* [Stated goal]: Give all of the lines again, with nothing added or dropped.

* [Data section]:

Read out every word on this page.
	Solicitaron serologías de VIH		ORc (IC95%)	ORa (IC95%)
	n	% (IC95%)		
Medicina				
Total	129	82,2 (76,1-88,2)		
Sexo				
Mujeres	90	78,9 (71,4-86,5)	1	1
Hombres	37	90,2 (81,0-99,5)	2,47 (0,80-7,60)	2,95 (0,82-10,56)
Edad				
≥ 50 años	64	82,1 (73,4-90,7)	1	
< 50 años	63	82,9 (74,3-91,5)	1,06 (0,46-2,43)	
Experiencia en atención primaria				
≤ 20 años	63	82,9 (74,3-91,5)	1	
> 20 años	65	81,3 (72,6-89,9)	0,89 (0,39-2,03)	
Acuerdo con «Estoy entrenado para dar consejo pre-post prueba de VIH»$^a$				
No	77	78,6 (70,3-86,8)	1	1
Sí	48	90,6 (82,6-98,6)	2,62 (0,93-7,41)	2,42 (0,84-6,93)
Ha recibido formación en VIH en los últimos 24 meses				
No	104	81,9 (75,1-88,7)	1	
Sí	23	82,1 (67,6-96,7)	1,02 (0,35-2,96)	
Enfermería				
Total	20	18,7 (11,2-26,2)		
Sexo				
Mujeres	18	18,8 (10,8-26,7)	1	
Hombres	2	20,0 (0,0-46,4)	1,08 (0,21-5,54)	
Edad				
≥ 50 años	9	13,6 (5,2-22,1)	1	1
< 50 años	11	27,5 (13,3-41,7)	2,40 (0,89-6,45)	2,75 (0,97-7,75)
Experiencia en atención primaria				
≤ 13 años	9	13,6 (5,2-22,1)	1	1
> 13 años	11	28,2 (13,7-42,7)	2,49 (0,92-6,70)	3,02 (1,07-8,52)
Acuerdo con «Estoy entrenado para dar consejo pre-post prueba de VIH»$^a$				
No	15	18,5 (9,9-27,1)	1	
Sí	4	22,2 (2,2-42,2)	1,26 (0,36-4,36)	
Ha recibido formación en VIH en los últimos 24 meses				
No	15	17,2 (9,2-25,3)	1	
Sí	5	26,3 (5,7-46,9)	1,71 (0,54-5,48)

* [Answer to the problem]:
Read out every word on this page.
	Solicitaron serologías de VIH		ORc (IC95%)	ORa (IC95%)
	n	% (IC95%)		
Medicina				
Total	129	82,2 (76,1-88,2)		
Sexo				
Mujeres	90	78,9 (71,4-86,5)	1	1
Hombres	37	90,2 (81,0-99,5)	2,47 (0,80-7,60)	2,95 (0,82-10,56)
Edad				
≥ 50 años	64	82,1 (73,4-90,7)	1	
< 50 años	63	82,9 (74,3-91,5)	1,06 (0,46-2,43)	
Experiencia en atención primaria				
≤ 20 años	63	82,9 (74,3-91,5)	1	
> 20 años	65	81,3 (72,6-89,9)	0,89 (0,39-2,03)	
Acuerdo con «Estoy entrenado para dar consejo pre-post prueba de VIH»$^a$				
No	77	78,6 (70,3-86,8)	1	1
Sí	48	90,6 (82,6-98,6)	2,62 (0,93-7,41)	2,42 (0,84-6,93)
Ha recibido formación en VIH en los últimos 24 meses				
No	104	81,9 (75,1-88,7)	1	
Sí	23	82,1 (67,6-96,7)	1,02 (0,35-2,96)	
Enfermería				
Total	20	18,7 (11,2-26,2)		
Sexo				
Mujeres	18	18,8 (10,8-26,7)	1	
Hombres	2	20,0 (0,0-46,4)	1,08 (0,21-5,54)	
Edad				
≥ 50 años	9	13,6 (5,2-22,1)	1	1
< 50 años	11	27,5 (13,3-41,7)	2,40 (0,89-6,45)	2,75 (0,97-7,75)
Experiencia en atención primaria				
≤ 13 años	9	13,6 (5,2-22,1)	1	1
> 13 años	11	28,2 (13,7-42,7)	2,49 (0,92-6,70)	3,02 (1,07-8,52)
Acuerdo con «Estoy entrenado para dar consejo pre-post prueba de VIH»$^a$				
No	15	18,5 (9,9-27,1)	1	
Sí	4	22,2 (2,2-42,2)	1,26 (0,36-4,36)	
Ha recibido formación en VIH en los últimos 24 meses				
No	15	17,2 (9,2-25,3)	1	
Sí	5	26,3 (5,7-46,9)	1,71 (0,54-5,48)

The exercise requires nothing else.